(begin)
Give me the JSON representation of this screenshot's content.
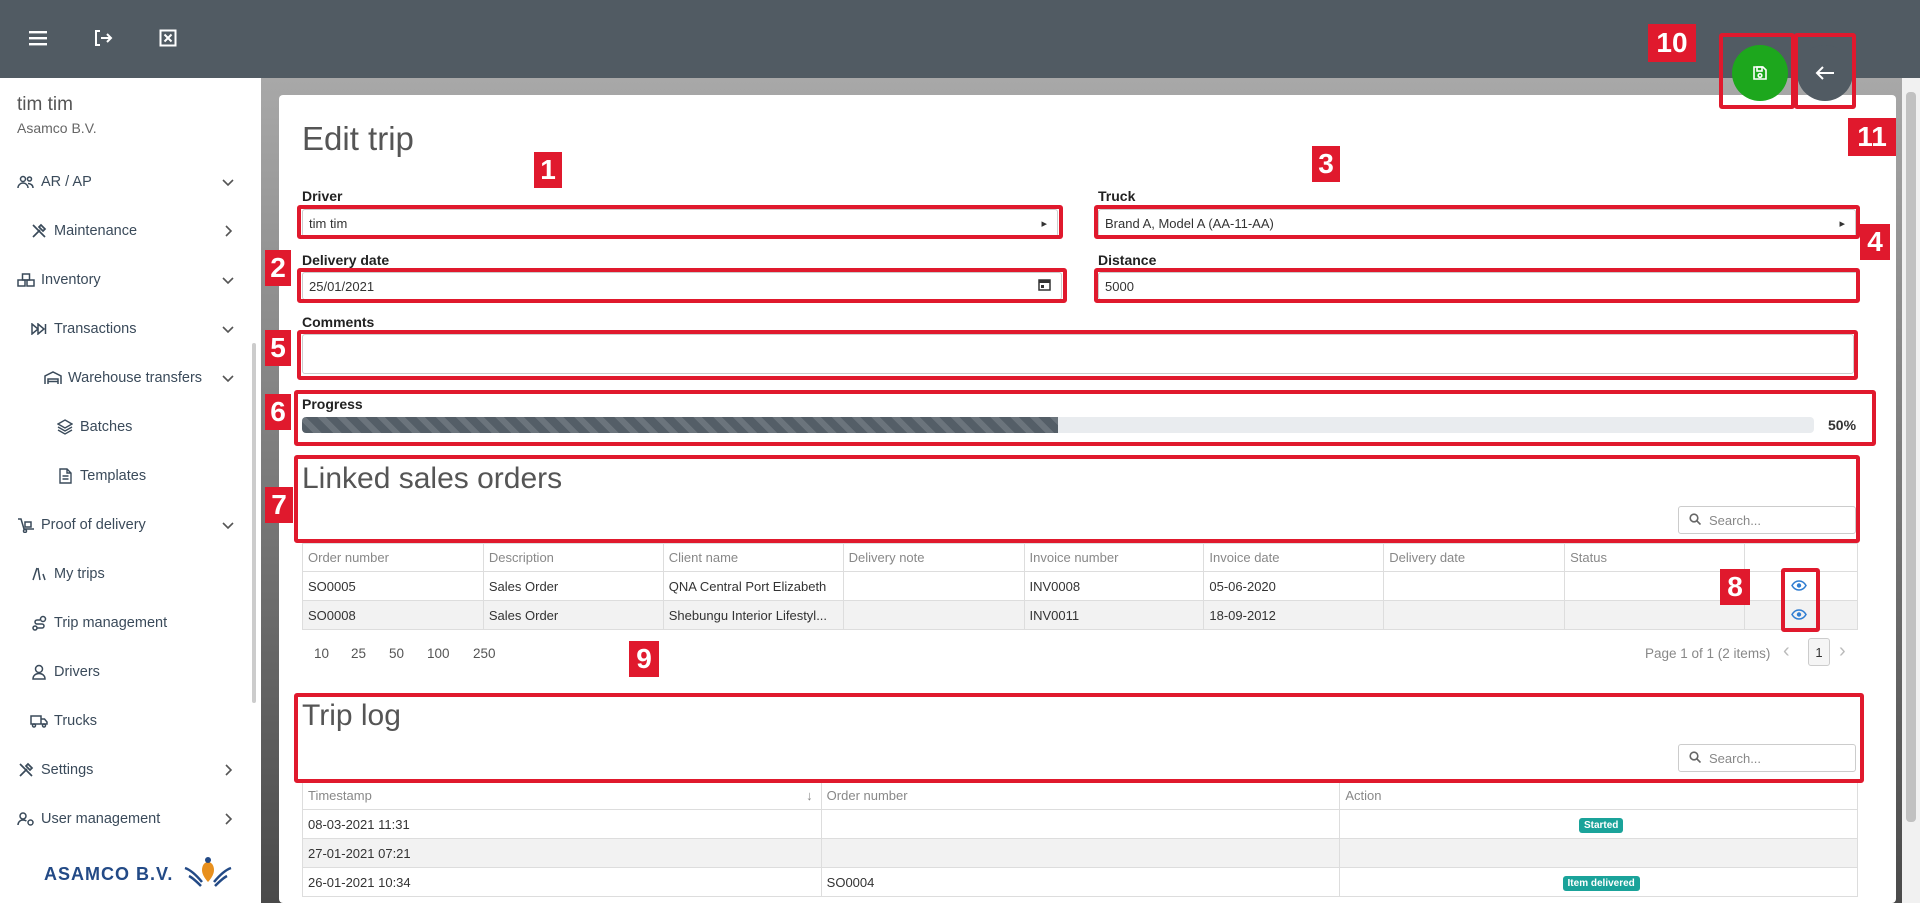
{
  "sidebar": {
    "user_name": "tim tim",
    "company": "Asamco B.V.",
    "items": [
      {
        "label": "AR / AP",
        "icon": "users-icon",
        "chevron": "down"
      },
      {
        "label": "Maintenance",
        "icon": "tools-icon",
        "chevron": "right"
      },
      {
        "label": "Inventory",
        "icon": "boxes-icon",
        "chevron": "down"
      },
      {
        "label": "Transactions",
        "icon": "fast-forward-icon",
        "chevron": "down"
      },
      {
        "label": "Warehouse transfers",
        "icon": "warehouse-icon",
        "chevron": "down"
      },
      {
        "label": "Batches",
        "icon": "layers-icon",
        "chevron": ""
      },
      {
        "label": "Templates",
        "icon": "document-icon",
        "chevron": ""
      },
      {
        "label": "Proof of delivery",
        "icon": "dolly-icon",
        "chevron": "down"
      },
      {
        "label": "My trips",
        "icon": "route-icon",
        "chevron": ""
      },
      {
        "label": "Trip management",
        "icon": "route-pin-icon",
        "chevron": ""
      },
      {
        "label": "Drivers",
        "icon": "person-icon",
        "chevron": ""
      },
      {
        "label": "Trucks",
        "icon": "truck-icon",
        "chevron": ""
      },
      {
        "label": "Settings",
        "icon": "wrench-icon",
        "chevron": "right"
      },
      {
        "label": "User management",
        "icon": "users-gear-icon",
        "chevron": "right"
      }
    ],
    "logo_text": "ASAMCO B.V."
  },
  "form": {
    "title": "Edit trip",
    "driver_label": "Driver",
    "driver_value": "tim tim",
    "truck_label": "Truck",
    "truck_value": "Brand A, Model A (AA-11-AA)",
    "delivery_date_label": "Delivery date",
    "delivery_date_value": "25/01/2021",
    "distance_label": "Distance",
    "distance_value": "5000",
    "comments_label": "Comments",
    "comments_value": "",
    "progress_label": "Progress",
    "progress_percent": 50,
    "progress_text": "50%"
  },
  "sales_orders": {
    "title": "Linked sales orders",
    "search_placeholder": "Search...",
    "columns": [
      "Order number",
      "Description",
      "Client name",
      "Delivery note",
      "Invoice number",
      "Invoice date",
      "Delivery date",
      "Status",
      ""
    ],
    "rows": [
      [
        "SO0005",
        "Sales Order",
        "QNA Central Port Elizabeth",
        "",
        "INV0008",
        "05-06-2020",
        "",
        ""
      ],
      [
        "SO0008",
        "Sales Order",
        "Shebungu Interior Lifestyl...",
        "",
        "INV0011",
        "18-09-2012",
        "",
        ""
      ]
    ],
    "page_sizes": [
      "10",
      "25",
      "50",
      "100",
      "250"
    ],
    "page_info": "Page 1 of 1 (2 items)",
    "current_page": "1"
  },
  "trip_log": {
    "title": "Trip log",
    "search_placeholder": "Search...",
    "columns": [
      "Timestamp",
      "Order number",
      "Action"
    ],
    "rows": [
      [
        "08-03-2021 11:31",
        "",
        "Started"
      ],
      [
        "27-01-2021 07:21",
        "",
        ""
      ],
      [
        "26-01-2021 10:34",
        "SO0004",
        "Item delivered"
      ]
    ]
  },
  "annotations": [
    "1",
    "2",
    "3",
    "4",
    "5",
    "6",
    "7",
    "8",
    "9",
    "10",
    "11"
  ],
  "colors": {
    "topbar": "#515b63",
    "save": "#1da71d",
    "back": "#515b63",
    "annotation": "#e0192d",
    "badge": "#1aa39a"
  }
}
(end)
**EXERCISE PROMPT:**
Each line of the data should be quoted exactly, with pictures left out.

**EXPECTED OUTPUT:**
Give me the JSON representation of this screenshot's content.
{
  "sidebar": {
    "user_name": "tim tim",
    "company": "Asamco B.V.",
    "items": [
      {
        "label": "AR / AP",
        "icon": "users-icon",
        "chevron": "down"
      },
      {
        "label": "Maintenance",
        "icon": "tools-icon",
        "chevron": "right"
      },
      {
        "label": "Inventory",
        "icon": "boxes-icon",
        "chevron": "down"
      },
      {
        "label": "Transactions",
        "icon": "fast-forward-icon",
        "chevron": "down"
      },
      {
        "label": "Warehouse transfers",
        "icon": "warehouse-icon",
        "chevron": "down"
      },
      {
        "label": "Batches",
        "icon": "layers-icon",
        "chevron": ""
      },
      {
        "label": "Templates",
        "icon": "document-icon",
        "chevron": ""
      },
      {
        "label": "Proof of delivery",
        "icon": "dolly-icon",
        "chevron": "down"
      },
      {
        "label": "My trips",
        "icon": "route-icon",
        "chevron": ""
      },
      {
        "label": "Trip management",
        "icon": "route-pin-icon",
        "chevron": ""
      },
      {
        "label": "Drivers",
        "icon": "person-icon",
        "chevron": ""
      },
      {
        "label": "Trucks",
        "icon": "truck-icon",
        "chevron": ""
      },
      {
        "label": "Settings",
        "icon": "wrench-icon",
        "chevron": "right"
      },
      {
        "label": "User management",
        "icon": "users-gear-icon",
        "chevron": "right"
      }
    ],
    "logo_text": "ASAMCO B.V."
  },
  "form": {
    "title": "Edit trip",
    "driver_label": "Driver",
    "driver_value": "tim tim",
    "truck_label": "Truck",
    "truck_value": "Brand A, Model A (AA-11-AA)",
    "delivery_date_label": "Delivery date",
    "delivery_date_value": "25/01/2021",
    "distance_label": "Distance",
    "distance_value": "5000",
    "comments_label": "Comments",
    "comments_value": "",
    "progress_label": "Progress",
    "progress_percent": 50,
    "progress_text": "50%"
  },
  "sales_orders": {
    "title": "Linked sales orders",
    "search_placeholder": "Search...",
    "columns": [
      "Order number",
      "Description",
      "Client name",
      "Delivery note",
      "Invoice number",
      "Invoice date",
      "Delivery date",
      "Status",
      ""
    ],
    "rows": [
      [
        "SO0005",
        "Sales Order",
        "QNA Central Port Elizabeth",
        "",
        "INV0008",
        "05-06-2020",
        "",
        ""
      ],
      [
        "SO0008",
        "Sales Order",
        "Shebungu Interior Lifestyl...",
        "",
        "INV0011",
        "18-09-2012",
        "",
        ""
      ]
    ],
    "page_sizes": [
      "10",
      "25",
      "50",
      "100",
      "250"
    ],
    "page_info": "Page 1 of 1 (2 items)",
    "current_page": "1"
  },
  "trip_log": {
    "title": "Trip log",
    "search_placeholder": "Search...",
    "columns": [
      "Timestamp",
      "Order number",
      "Action"
    ],
    "rows": [
      [
        "08-03-2021 11:31",
        "",
        "Started"
      ],
      [
        "27-01-2021 07:21",
        "",
        ""
      ],
      [
        "26-01-2021 10:34",
        "SO0004",
        "Item delivered"
      ]
    ]
  },
  "annotations": [
    "1",
    "2",
    "3",
    "4",
    "5",
    "6",
    "7",
    "8",
    "9",
    "10",
    "11"
  ],
  "colors": {
    "topbar": "#515b63",
    "save": "#1da71d",
    "back": "#515b63",
    "annotation": "#e0192d",
    "badge": "#1aa39a"
  }
}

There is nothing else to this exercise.